#### Problem requirements
Give the number of lines containing the word "Christo" and nothing more.

#### Data items
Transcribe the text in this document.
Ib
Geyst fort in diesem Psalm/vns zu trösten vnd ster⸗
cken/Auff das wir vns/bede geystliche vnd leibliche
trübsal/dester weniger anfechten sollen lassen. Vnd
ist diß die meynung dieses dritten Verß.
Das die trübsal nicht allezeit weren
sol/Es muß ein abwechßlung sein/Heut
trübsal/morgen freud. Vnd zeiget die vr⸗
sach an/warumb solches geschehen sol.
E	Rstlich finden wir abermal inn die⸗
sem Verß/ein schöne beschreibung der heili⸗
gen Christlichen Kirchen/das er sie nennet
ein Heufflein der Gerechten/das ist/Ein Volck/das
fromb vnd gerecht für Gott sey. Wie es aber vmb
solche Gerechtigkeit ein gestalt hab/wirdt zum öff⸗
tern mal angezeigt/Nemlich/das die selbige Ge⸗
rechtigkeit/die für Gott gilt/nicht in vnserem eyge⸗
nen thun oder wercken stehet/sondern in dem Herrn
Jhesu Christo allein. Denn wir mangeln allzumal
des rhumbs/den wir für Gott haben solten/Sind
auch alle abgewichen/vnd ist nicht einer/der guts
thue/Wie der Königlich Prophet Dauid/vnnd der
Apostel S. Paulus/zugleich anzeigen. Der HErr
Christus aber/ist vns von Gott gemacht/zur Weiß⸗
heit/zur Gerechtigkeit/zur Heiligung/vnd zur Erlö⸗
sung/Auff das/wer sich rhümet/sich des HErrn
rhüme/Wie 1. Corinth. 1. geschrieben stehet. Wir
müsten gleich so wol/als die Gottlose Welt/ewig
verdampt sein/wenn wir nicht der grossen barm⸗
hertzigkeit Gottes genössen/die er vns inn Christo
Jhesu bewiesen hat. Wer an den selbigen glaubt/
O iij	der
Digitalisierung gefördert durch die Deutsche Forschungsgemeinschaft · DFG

#### Result of the exercise
2